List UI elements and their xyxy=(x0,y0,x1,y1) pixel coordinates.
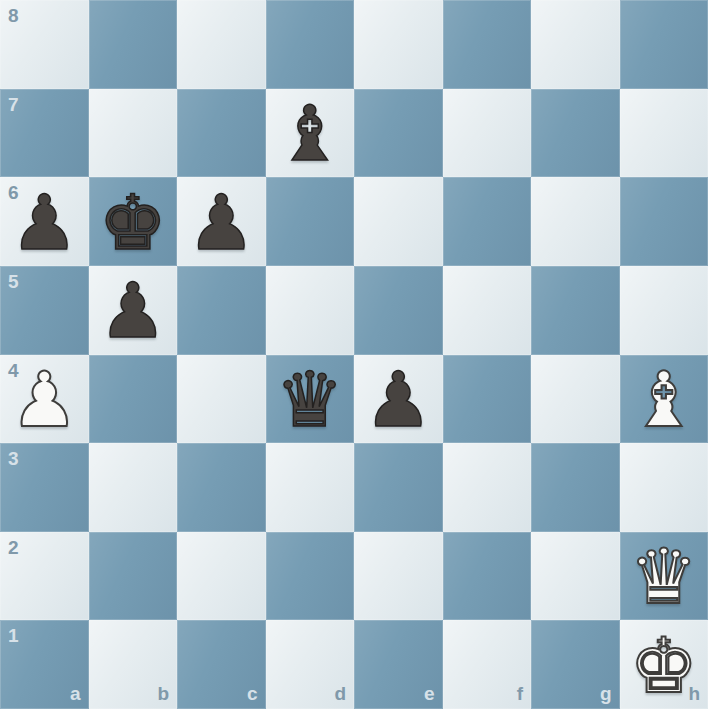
piece-black-king[interactable]: ♚ xyxy=(99,185,167,261)
square-f8[interactable] xyxy=(443,0,532,89)
piece-black-bishop[interactable]: ♝ xyxy=(276,96,344,172)
file-label-c: c xyxy=(247,684,258,703)
square-b2[interactable] xyxy=(89,532,178,621)
square-b7[interactable] xyxy=(89,89,178,178)
square-g8[interactable] xyxy=(531,0,620,89)
square-g7[interactable] xyxy=(531,89,620,178)
square-h7[interactable] xyxy=(620,89,708,178)
square-g3[interactable] xyxy=(531,443,620,532)
square-a5[interactable]: 5 xyxy=(0,266,89,355)
square-a2[interactable]: 2 xyxy=(0,532,89,621)
square-c3[interactable] xyxy=(177,443,266,532)
square-f3[interactable] xyxy=(443,443,532,532)
square-d8[interactable] xyxy=(266,0,355,89)
square-h8[interactable] xyxy=(620,0,708,89)
square-f7[interactable] xyxy=(443,89,532,178)
piece-white-king[interactable]: ♚ xyxy=(630,628,698,704)
rank-label-2: 2 xyxy=(8,538,19,557)
square-c5[interactable] xyxy=(177,266,266,355)
piece-black-pawn[interactable]: ♟ xyxy=(10,185,78,261)
square-g5[interactable] xyxy=(531,266,620,355)
square-a6[interactable]: 6♟ xyxy=(0,177,89,266)
chess-board: 87♝6♟♚♟5♟4♟♛♟♝32♛1abcdefgh♚ xyxy=(0,0,708,709)
square-d6[interactable] xyxy=(266,177,355,266)
square-g6[interactable] xyxy=(531,177,620,266)
square-h4[interactable]: ♝ xyxy=(620,355,708,444)
square-c6[interactable]: ♟ xyxy=(177,177,266,266)
piece-white-bishop[interactable]: ♝ xyxy=(630,362,698,438)
square-h5[interactable] xyxy=(620,266,708,355)
rank-label-3: 3 xyxy=(8,449,19,468)
square-h1[interactable]: h♚ xyxy=(620,620,708,709)
square-e2[interactable] xyxy=(354,532,443,621)
rank-label-5: 5 xyxy=(8,272,19,291)
square-g4[interactable] xyxy=(531,355,620,444)
piece-black-pawn[interactable]: ♟ xyxy=(364,362,432,438)
piece-black-pawn[interactable]: ♟ xyxy=(99,273,167,349)
square-f1[interactable]: f xyxy=(443,620,532,709)
square-h3[interactable] xyxy=(620,443,708,532)
square-b4[interactable] xyxy=(89,355,178,444)
file-label-a: a xyxy=(70,684,81,703)
square-d4[interactable]: ♛ xyxy=(266,355,355,444)
square-e7[interactable] xyxy=(354,89,443,178)
square-d3[interactable] xyxy=(266,443,355,532)
piece-white-pawn[interactable]: ♟ xyxy=(10,362,78,438)
square-a3[interactable]: 3 xyxy=(0,443,89,532)
rank-label-1: 1 xyxy=(8,626,19,645)
square-b5[interactable]: ♟ xyxy=(89,266,178,355)
square-c7[interactable] xyxy=(177,89,266,178)
square-b3[interactable] xyxy=(89,443,178,532)
piece-black-pawn[interactable]: ♟ xyxy=(187,185,255,261)
square-b1[interactable]: b xyxy=(89,620,178,709)
square-d1[interactable]: d xyxy=(266,620,355,709)
square-f4[interactable] xyxy=(443,355,532,444)
square-c2[interactable] xyxy=(177,532,266,621)
square-e4[interactable]: ♟ xyxy=(354,355,443,444)
square-d5[interactable] xyxy=(266,266,355,355)
file-label-d: d xyxy=(334,684,346,703)
square-a7[interactable]: 7 xyxy=(0,89,89,178)
square-a4[interactable]: 4♟ xyxy=(0,355,89,444)
square-e1[interactable]: e xyxy=(354,620,443,709)
square-d7[interactable]: ♝ xyxy=(266,89,355,178)
square-a8[interactable]: 8 xyxy=(0,0,89,89)
square-f5[interactable] xyxy=(443,266,532,355)
square-b8[interactable] xyxy=(89,0,178,89)
square-c8[interactable] xyxy=(177,0,266,89)
square-g2[interactable] xyxy=(531,532,620,621)
square-e8[interactable] xyxy=(354,0,443,89)
square-b6[interactable]: ♚ xyxy=(89,177,178,266)
square-c4[interactable] xyxy=(177,355,266,444)
square-h6[interactable] xyxy=(620,177,708,266)
file-label-b: b xyxy=(157,684,169,703)
piece-black-queen[interactable]: ♛ xyxy=(276,362,344,438)
rank-label-7: 7 xyxy=(8,95,19,114)
file-label-g: g xyxy=(600,684,612,703)
square-g1[interactable]: g xyxy=(531,620,620,709)
square-c1[interactable]: c xyxy=(177,620,266,709)
square-a1[interactable]: 1a xyxy=(0,620,89,709)
piece-white-queen[interactable]: ♛ xyxy=(630,539,698,615)
square-d2[interactable] xyxy=(266,532,355,621)
square-e3[interactable] xyxy=(354,443,443,532)
file-label-f: f xyxy=(517,684,523,703)
rank-label-8: 8 xyxy=(8,6,19,25)
file-label-e: e xyxy=(424,684,435,703)
square-e5[interactable] xyxy=(354,266,443,355)
square-f2[interactable] xyxy=(443,532,532,621)
square-h2[interactable]: ♛ xyxy=(620,532,708,621)
square-e6[interactable] xyxy=(354,177,443,266)
square-f6[interactable] xyxy=(443,177,532,266)
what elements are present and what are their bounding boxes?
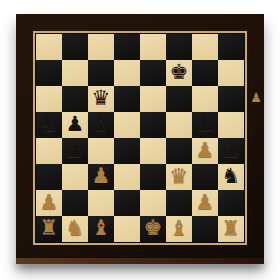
piece-white-knight-b1: ♞ <box>66 218 85 239</box>
square-d2[interactable] <box>114 190 140 216</box>
square-d6[interactable] <box>114 86 140 112</box>
piece-black-king-f7: ♚ <box>170 62 189 83</box>
captured-white-pawn: ♟ <box>250 92 262 104</box>
square-g8[interactable] <box>192 34 218 60</box>
captured-black-pawn: ♟ <box>18 132 30 144</box>
square-f6[interactable] <box>166 86 192 112</box>
square-e8[interactable] <box>140 34 166 60</box>
square-b8[interactable] <box>62 34 88 60</box>
piece-black-knight-h3: ♞ <box>222 166 241 187</box>
square-e1[interactable]: ♚ <box>140 216 166 242</box>
square-b1[interactable]: ♞ <box>62 216 88 242</box>
piece-white-bishop-c1: ♝ <box>92 218 111 239</box>
square-h7[interactable] <box>218 60 244 86</box>
square-f3[interactable]: ♛ <box>166 164 192 190</box>
square-d8[interactable] <box>114 34 140 60</box>
square-e5[interactable] <box>140 112 166 138</box>
square-e7[interactable] <box>140 60 166 86</box>
square-h2[interactable] <box>218 190 244 216</box>
chess-photo-recreation: ♚♛♞♟♝♟♟♟♟♟♛♞♟♟♜♞♝♚♝♜ ♟♜♝♟ ♟ <box>0 0 280 280</box>
square-g5[interactable]: ♟ <box>192 112 218 138</box>
piece-black-pawn-b5: ♟ <box>66 114 85 135</box>
square-f5[interactable] <box>166 112 192 138</box>
square-c4[interactable] <box>88 138 114 164</box>
square-f7[interactable]: ♚ <box>166 60 192 86</box>
square-g7[interactable] <box>192 60 218 86</box>
square-d3[interactable] <box>114 164 140 190</box>
square-a2[interactable]: ♟ <box>36 190 62 216</box>
piece-white-rook-a1: ♜ <box>40 218 59 239</box>
square-c2[interactable] <box>88 190 114 216</box>
square-g1[interactable] <box>192 216 218 242</box>
square-h8[interactable] <box>218 34 244 60</box>
square-d4[interactable] <box>114 138 140 164</box>
piece-black-pawn-h4: ♟ <box>222 140 241 161</box>
square-c1[interactable]: ♝ <box>88 216 114 242</box>
square-a1[interactable]: ♜ <box>36 216 62 242</box>
square-b7[interactable] <box>62 60 88 86</box>
square-f4[interactable] <box>166 138 192 164</box>
square-e3[interactable] <box>140 164 166 190</box>
board-side-edge <box>16 258 264 264</box>
square-a8[interactable] <box>36 34 62 60</box>
square-e4[interactable] <box>140 138 166 164</box>
piece-white-pawn-c3: ♟ <box>92 166 111 187</box>
board-inner-trim: ♚♛♞♟♝♟♟♟♟♟♛♞♟♟♜♞♝♚♝♜ <box>33 31 247 245</box>
square-g6[interactable] <box>192 86 218 112</box>
square-b4[interactable]: ♟ <box>62 138 88 164</box>
square-f1[interactable]: ♝ <box>166 216 192 242</box>
square-h1[interactable]: ♜ <box>218 216 244 242</box>
square-h6[interactable] <box>218 86 244 112</box>
piece-white-pawn-a2: ♟ <box>40 192 59 213</box>
square-c3[interactable]: ♟ <box>88 164 114 190</box>
square-h4[interactable]: ♟ <box>218 138 244 164</box>
square-e2[interactable] <box>140 190 166 216</box>
chess-board: ♚♛♞♟♝♟♟♟♟♟♛♞♟♟♜♞♝♚♝♜ <box>35 33 245 243</box>
square-b6[interactable] <box>62 86 88 112</box>
square-b5[interactable]: ♟ <box>62 112 88 138</box>
square-a4[interactable] <box>36 138 62 164</box>
square-d7[interactable] <box>114 60 140 86</box>
square-a5[interactable]: ♞ <box>36 112 62 138</box>
square-a7[interactable] <box>36 60 62 86</box>
piece-white-rook-h1: ♜ <box>222 218 241 239</box>
square-g4[interactable]: ♟ <box>192 138 218 164</box>
square-f2[interactable] <box>166 190 192 216</box>
captured-pieces-left-frame: ♟♜♝♟ <box>18 96 30 144</box>
square-c5[interactable]: ♝ <box>88 112 114 138</box>
captured-pieces-right-frame: ♟ <box>250 92 262 104</box>
square-e6[interactable] <box>140 86 166 112</box>
piece-black-knight-a5: ♞ <box>40 114 59 135</box>
square-a6[interactable] <box>36 86 62 112</box>
square-h5[interactable] <box>218 112 244 138</box>
square-h3[interactable]: ♞ <box>218 164 244 190</box>
piece-black-pawn-g5: ♟ <box>196 114 215 135</box>
square-g2[interactable]: ♟ <box>192 190 218 216</box>
piece-black-pawn-b4: ♟ <box>66 140 85 161</box>
piece-white-queen-f3: ♛ <box>170 166 189 187</box>
square-f8[interactable] <box>166 34 192 60</box>
piece-white-king-e1: ♚ <box>144 218 163 239</box>
piece-white-pawn-g2: ♟ <box>196 192 215 213</box>
board-frame: ♚♛♞♟♝♟♟♟♟♟♛♞♟♟♜♞♝♚♝♜ <box>16 14 264 262</box>
square-g3[interactable] <box>192 164 218 190</box>
square-c6[interactable]: ♛ <box>88 86 114 112</box>
square-b2[interactable] <box>62 190 88 216</box>
piece-white-bishop-f1: ♝ <box>170 218 189 239</box>
square-d1[interactable] <box>114 216 140 242</box>
square-c8[interactable] <box>88 34 114 60</box>
square-c7[interactable] <box>88 60 114 86</box>
square-a3[interactable] <box>36 164 62 190</box>
square-d5[interactable] <box>114 112 140 138</box>
piece-black-queen-c6: ♛ <box>92 88 111 109</box>
square-b3[interactable] <box>62 164 88 190</box>
piece-black-bishop-c5: ♝ <box>92 114 111 135</box>
piece-white-pawn-g4: ♟ <box>196 140 215 161</box>
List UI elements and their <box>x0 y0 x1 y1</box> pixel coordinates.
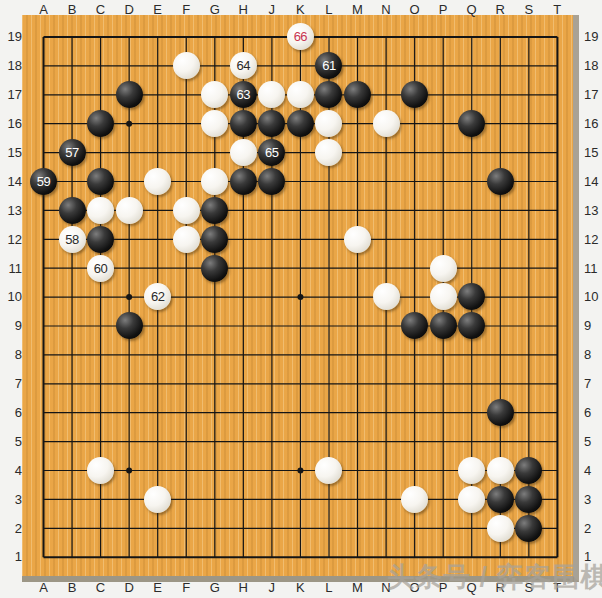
stone-N10 <box>373 283 400 310</box>
stone-H14 <box>230 168 257 195</box>
stone-H18: 64 <box>230 52 257 79</box>
column-label: J <box>258 580 287 595</box>
stone-C11: 60 <box>87 255 114 282</box>
stone-P9 <box>430 312 457 339</box>
move-number: 59 <box>37 175 50 188</box>
stone-D13 <box>116 197 143 224</box>
row-label: 10 <box>0 283 26 312</box>
row-label: 11 <box>582 254 602 283</box>
stone-B13 <box>59 197 86 224</box>
row-label: 6 <box>0 398 26 427</box>
row-label: 9 <box>582 311 602 340</box>
watermark: 头条号 / 弈客围棋 <box>387 559 602 595</box>
column-label: A <box>29 2 58 17</box>
move-number: 65 <box>265 146 278 159</box>
row-label: 10 <box>582 283 602 312</box>
row-label: 3 <box>0 485 26 514</box>
column-label: F <box>172 580 201 595</box>
move-number: 62 <box>151 290 164 303</box>
column-label: E <box>143 580 172 595</box>
stone-R6 <box>487 399 514 426</box>
stone-C12 <box>87 226 114 253</box>
row-label: 5 <box>582 427 602 456</box>
stone-E3 <box>144 486 171 513</box>
stone-O3 <box>401 486 428 513</box>
column-label: J <box>258 2 287 17</box>
stone-K17 <box>287 81 314 108</box>
move-number: 66 <box>294 30 307 43</box>
row-label: 2 <box>0 514 26 543</box>
row-label: 13 <box>0 196 26 225</box>
stone-L17 <box>315 81 342 108</box>
column-label: M <box>343 580 372 595</box>
column-label: N <box>372 2 401 17</box>
column-label: F <box>172 2 201 17</box>
stones-layer: 66646163576559586062 <box>29 23 571 572</box>
move-number: 63 <box>237 88 250 101</box>
stone-Q10 <box>458 283 485 310</box>
row-label: 17 <box>582 80 602 109</box>
stone-S2 <box>515 515 542 542</box>
row-label: 16 <box>582 109 602 138</box>
row-label: 3 <box>582 485 602 514</box>
stone-G13 <box>201 197 228 224</box>
column-label: L <box>315 580 344 595</box>
stone-F13 <box>173 197 200 224</box>
row-label: 15 <box>582 138 602 167</box>
stone-G12 <box>201 226 228 253</box>
stone-S3 <box>515 486 542 513</box>
stone-P10 <box>430 283 457 310</box>
stone-G16 <box>201 110 228 137</box>
column-label: A <box>29 580 58 595</box>
stone-Q9 <box>458 312 485 339</box>
stone-D17 <box>116 81 143 108</box>
stone-O9 <box>401 312 428 339</box>
row-labels-left: 19181716151413121110987654321 <box>0 23 26 572</box>
stone-L15 <box>315 139 342 166</box>
column-label: Q <box>457 2 486 17</box>
column-label: B <box>58 580 87 595</box>
row-label: 11 <box>0 254 26 283</box>
stone-R14 <box>487 168 514 195</box>
stone-G11 <box>201 255 228 282</box>
column-label: G <box>200 2 229 17</box>
column-label: T <box>543 2 572 17</box>
stone-E14 <box>144 168 171 195</box>
stone-H16 <box>230 110 257 137</box>
column-label: G <box>200 580 229 595</box>
row-label: 6 <box>582 398 602 427</box>
row-label: 18 <box>582 51 602 80</box>
move-number: 60 <box>94 262 107 275</box>
stone-J14 <box>258 168 285 195</box>
stone-L4 <box>315 457 342 484</box>
stone-H17: 63 <box>230 81 257 108</box>
column-label: H <box>229 580 258 595</box>
column-label: H <box>229 2 258 17</box>
row-label: 4 <box>582 456 602 485</box>
row-label: 12 <box>0 225 26 254</box>
stone-D9 <box>116 312 143 339</box>
row-label: 15 <box>0 138 26 167</box>
row-label: 14 <box>0 167 26 196</box>
column-label: P <box>429 2 458 17</box>
row-label: 7 <box>0 369 26 398</box>
row-label: 8 <box>0 340 26 369</box>
stone-G14 <box>201 168 228 195</box>
column-labels-top: ABCDEFGHJKLMNOPQRST <box>29 2 572 17</box>
stone-C13 <box>87 197 114 224</box>
move-number: 64 <box>237 59 250 72</box>
column-label: B <box>58 2 87 17</box>
row-label: 7 <box>582 369 602 398</box>
stone-C16 <box>87 110 114 137</box>
stone-Q16 <box>458 110 485 137</box>
stone-K19: 66 <box>287 23 314 50</box>
column-label: E <box>143 2 172 17</box>
stone-B15: 57 <box>59 139 86 166</box>
stone-P11 <box>430 255 457 282</box>
row-label: 12 <box>582 225 602 254</box>
stone-C4 <box>87 457 114 484</box>
stone-R4 <box>487 457 514 484</box>
move-number: 57 <box>65 146 78 159</box>
row-label: 19 <box>0 23 26 52</box>
stone-B12: 58 <box>59 226 86 253</box>
row-label: 2 <box>582 514 602 543</box>
stone-Q3 <box>458 486 485 513</box>
stone-C14 <box>87 168 114 195</box>
row-label: 17 <box>0 80 26 109</box>
column-label: O <box>400 2 429 17</box>
stone-L16 <box>315 110 342 137</box>
stone-J17 <box>258 81 285 108</box>
row-label: 9 <box>0 311 26 340</box>
stone-F18 <box>173 52 200 79</box>
stone-M17 <box>344 81 371 108</box>
stone-S4 <box>515 457 542 484</box>
stone-F12 <box>173 226 200 253</box>
column-label: K <box>286 580 315 595</box>
stone-J15: 65 <box>258 139 285 166</box>
stone-R3 <box>487 486 514 513</box>
column-label: M <box>343 2 372 17</box>
stone-A14: 59 <box>30 168 57 195</box>
stone-H15 <box>230 139 257 166</box>
stone-R2 <box>487 515 514 542</box>
stone-M12 <box>344 226 371 253</box>
go-diagram: ABCDEFGHJKLMNOPQRST ABCDEFGHJKLMNOPQRST … <box>0 0 602 598</box>
column-label: D <box>115 2 144 17</box>
move-number: 61 <box>322 59 335 72</box>
column-label: S <box>514 2 543 17</box>
row-label: 13 <box>582 196 602 225</box>
row-label: 1 <box>0 543 26 572</box>
row-label: 19 <box>582 23 602 52</box>
row-label: 14 <box>582 167 602 196</box>
stone-N16 <box>373 110 400 137</box>
row-label: 18 <box>0 51 26 80</box>
stone-G17 <box>201 81 228 108</box>
stone-L18: 61 <box>315 52 342 79</box>
row-labels-right: 19181716151413121110987654321 <box>582 23 602 572</box>
row-label: 8 <box>582 340 602 369</box>
row-label: 16 <box>0 109 26 138</box>
column-label: C <box>86 2 115 17</box>
stone-J16 <box>258 110 285 137</box>
stone-E10: 62 <box>144 283 171 310</box>
column-label: C <box>86 580 115 595</box>
row-label: 5 <box>0 427 26 456</box>
column-label: R <box>486 2 515 17</box>
row-label: 4 <box>0 456 26 485</box>
stone-Q4 <box>458 457 485 484</box>
column-label: K <box>286 2 315 17</box>
stone-O17 <box>401 81 428 108</box>
column-label: L <box>315 2 344 17</box>
move-number: 58 <box>65 233 78 246</box>
stone-K16 <box>287 110 314 137</box>
column-label: D <box>115 580 144 595</box>
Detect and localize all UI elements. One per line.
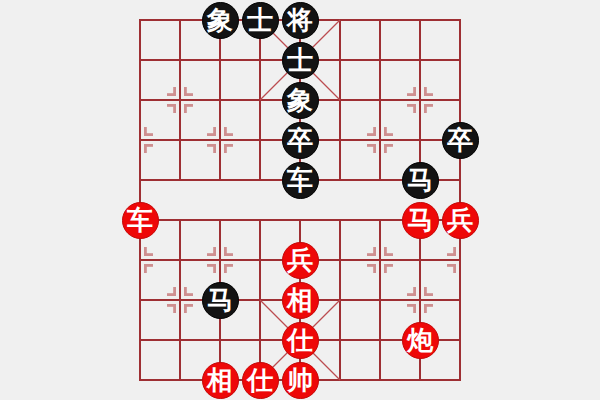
piece-black-general[interactable]: 将 [282,2,319,39]
piece-black-advisor[interactable]: 士 [242,2,279,39]
piece-black-soldier[interactable]: 卒 [282,122,319,159]
piece-red-horse[interactable]: 马 [402,202,439,239]
piece-red-elephant[interactable]: 相 [282,282,319,319]
piece-red-elephant[interactable]: 相 [202,362,239,399]
piece-black-elephant[interactable]: 象 [282,82,319,119]
piece-red-advisor[interactable]: 仕 [242,362,279,399]
piece-black-horse[interactable]: 马 [402,162,439,199]
piece-black-elephant[interactable]: 象 [202,2,239,39]
xiangqi-board[interactable]: 象士将士象卒卒车马马车马兵兵相仕炮相仕帅 [120,0,480,400]
piece-red-advisor[interactable]: 仕 [282,322,319,359]
piece-red-soldier[interactable]: 兵 [442,202,479,239]
piece-black-soldier[interactable]: 卒 [442,122,479,159]
piece-red-chariot[interactable]: 车 [122,202,159,239]
piece-red-general[interactable]: 帅 [282,362,319,399]
piece-black-horse[interactable]: 马 [202,282,239,319]
piece-black-advisor[interactable]: 士 [282,42,319,79]
piece-red-soldier[interactable]: 兵 [282,242,319,279]
xiangqi-app: 象士将士象卒卒车马马车马兵兵相仕炮相仕帅 [0,0,600,400]
piece-black-chariot[interactable]: 车 [282,162,319,199]
piece-red-cannon[interactable]: 炮 [402,322,439,359]
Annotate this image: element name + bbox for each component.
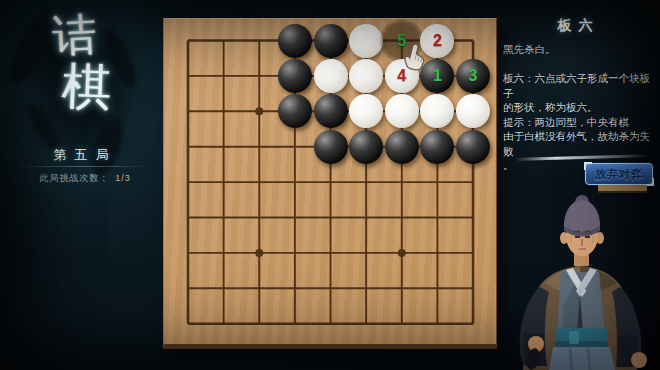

▶ SET EXERCISE
Copy the items word for word, from the line containing "piece-black-king[interactable]: ♚ xyxy=(99,185,167,261)" up to and including the line containing "rank-label-2: 2 xyxy=(8,538,19,557)".

▶ ANSWER BELOW
piece-black-king[interactable]: ♚ xyxy=(99,185,167,261)
square-f8[interactable] xyxy=(443,0,532,89)
piece-black-bishop[interactable]: ♝ xyxy=(276,96,344,172)
file-label-c: c xyxy=(247,684,258,703)
square-b2[interactable] xyxy=(89,532,178,621)
square-b7[interactable] xyxy=(89,89,178,178)
square-g8[interactable] xyxy=(531,0,620,89)
square-g7[interactable] xyxy=(531,89,620,178)
square-h7[interactable] xyxy=(620,89,708,178)
square-g3[interactable] xyxy=(531,443,620,532)
square-a5[interactable]: 5 xyxy=(0,266,89,355)
square-a2[interactable]: 2 xyxy=(0,532,89,621)
square-c3[interactable] xyxy=(177,443,266,532)
square-f3[interactable] xyxy=(443,443,532,532)
square-d8[interactable] xyxy=(266,0,355,89)
square-h8[interactable] xyxy=(620,0,708,89)
square-f7[interactable] xyxy=(443,89,532,178)
piece-white-king[interactable]: ♚ xyxy=(630,628,698,704)
rank-label-2: 2 xyxy=(8,538,19,557)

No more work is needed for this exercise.